Exercise requirements:
Write out every line of the material exactly as it appears.

Records from a dataset
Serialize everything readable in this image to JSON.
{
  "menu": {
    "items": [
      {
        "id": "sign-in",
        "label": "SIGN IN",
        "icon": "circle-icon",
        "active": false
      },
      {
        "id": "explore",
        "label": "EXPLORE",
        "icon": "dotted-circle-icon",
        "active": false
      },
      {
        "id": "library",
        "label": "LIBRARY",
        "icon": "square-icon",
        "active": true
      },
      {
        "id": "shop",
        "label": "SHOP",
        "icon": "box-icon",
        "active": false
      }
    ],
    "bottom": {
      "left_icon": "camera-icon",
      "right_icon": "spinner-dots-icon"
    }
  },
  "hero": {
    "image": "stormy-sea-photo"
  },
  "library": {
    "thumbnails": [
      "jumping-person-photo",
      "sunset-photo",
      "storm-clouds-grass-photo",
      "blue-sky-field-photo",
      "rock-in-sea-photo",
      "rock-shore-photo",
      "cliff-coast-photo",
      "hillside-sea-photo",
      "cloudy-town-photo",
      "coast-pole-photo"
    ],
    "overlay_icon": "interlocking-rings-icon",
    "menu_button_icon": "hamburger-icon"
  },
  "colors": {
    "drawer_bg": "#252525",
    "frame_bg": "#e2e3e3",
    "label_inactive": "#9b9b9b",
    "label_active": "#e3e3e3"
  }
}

Answer:
Serialize everything readable in this image to JSON.
{
  "menu": {
    "items": [
      {
        "id": "sign-in",
        "label": "SIGN IN",
        "icon": "circle-icon",
        "active": false
      },
      {
        "id": "explore",
        "label": "EXPLORE",
        "icon": "dotted-circle-icon",
        "active": false
      },
      {
        "id": "library",
        "label": "LIBRARY",
        "icon": "square-icon",
        "active": true
      },
      {
        "id": "shop",
        "label": "SHOP",
        "icon": "box-icon",
        "active": false
      }
    ],
    "bottom": {
      "left_icon": "camera-icon",
      "right_icon": "spinner-dots-icon"
    }
  },
  "hero": {
    "image": "stormy-sea-photo"
  },
  "library": {
    "thumbnails": [
      "jumping-person-photo",
      "sunset-photo",
      "storm-clouds-grass-photo",
      "blue-sky-field-photo",
      "rock-in-sea-photo",
      "rock-shore-photo",
      "cliff-coast-photo",
      "hillside-sea-photo",
      "cloudy-town-photo",
      "coast-pole-photo"
    ],
    "overlay_icon": "interlocking-rings-icon",
    "menu_button_icon": "hamburger-icon"
  },
  "colors": {
    "drawer_bg": "#252525",
    "frame_bg": "#e2e3e3",
    "label_inactive": "#9b9b9b",
    "label_active": "#e3e3e3"
  }
}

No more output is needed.